>> start Records for the exercise

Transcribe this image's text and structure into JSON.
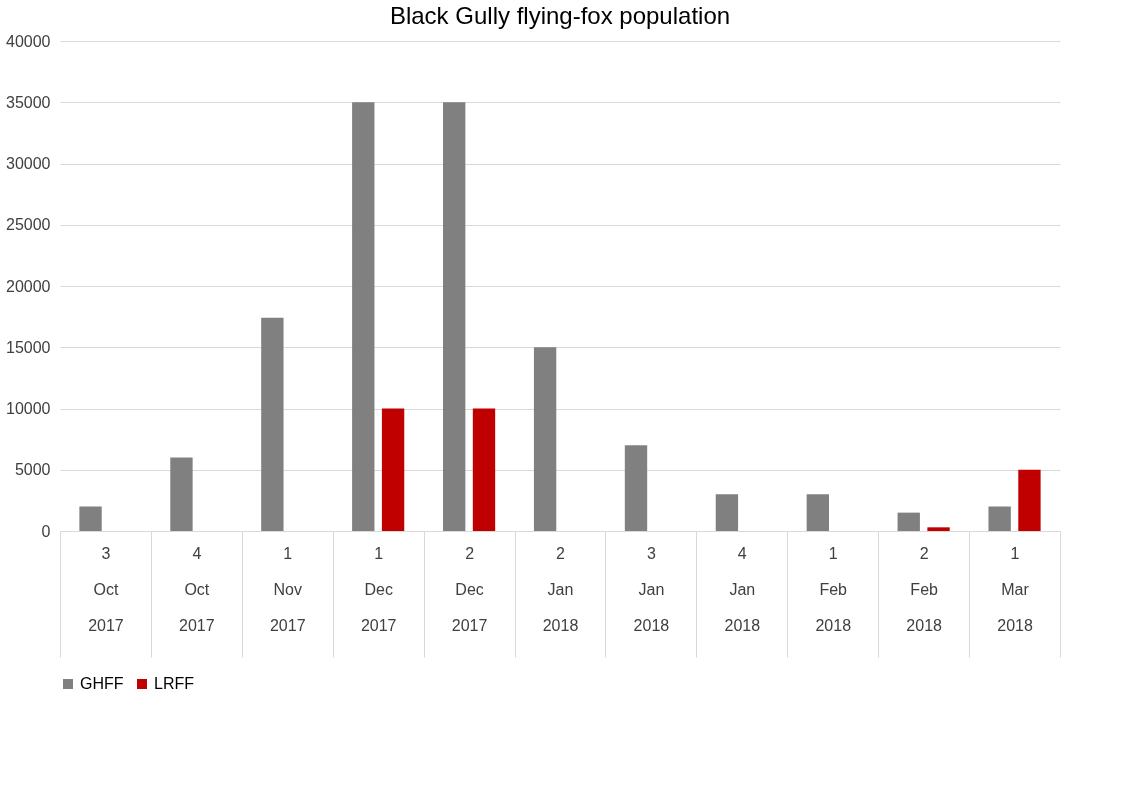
{
  "chart_data": {
    "type": "bar",
    "title": "Black Gully flying-fox population",
    "categories": [
      "3 Oct 2017",
      "4 Oct 2017",
      "1 Nov 2017",
      "1 Dec 2017",
      "2 Dec 2017",
      "2 Jan 2018",
      "3 Jan 2018",
      "4 Jan 2018",
      "1 Feb 2018",
      "2 Feb 2018",
      "1 Mar 2018"
    ],
    "series": [
      {
        "name": "GHFF",
        "color": "#808080",
        "values": [
          2000,
          6000,
          17400,
          35000,
          35000,
          15000,
          7000,
          3000,
          3000,
          1500,
          2000
        ]
      },
      {
        "name": "LRFF",
        "color": "#c00000",
        "values": [
          null,
          null,
          null,
          10000,
          10000,
          null,
          null,
          null,
          null,
          300,
          5000
        ]
      }
    ],
    "ylim": [
      0,
      40000
    ],
    "yticks": [
      0,
      5000,
      10000,
      15000,
      20000,
      25000,
      30000,
      35000,
      40000
    ],
    "grid": "y",
    "legend": "bottom"
  }
}
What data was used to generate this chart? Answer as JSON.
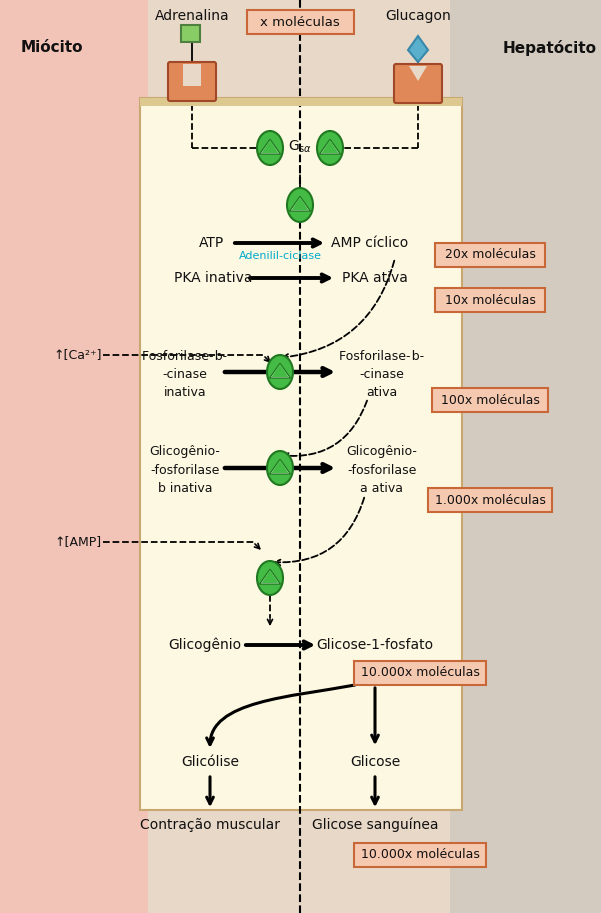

>> end Records for the exercise

§ Task prompt
Reply with the number of lines in the material above that contain "this", and nothing more.

§ Solution
2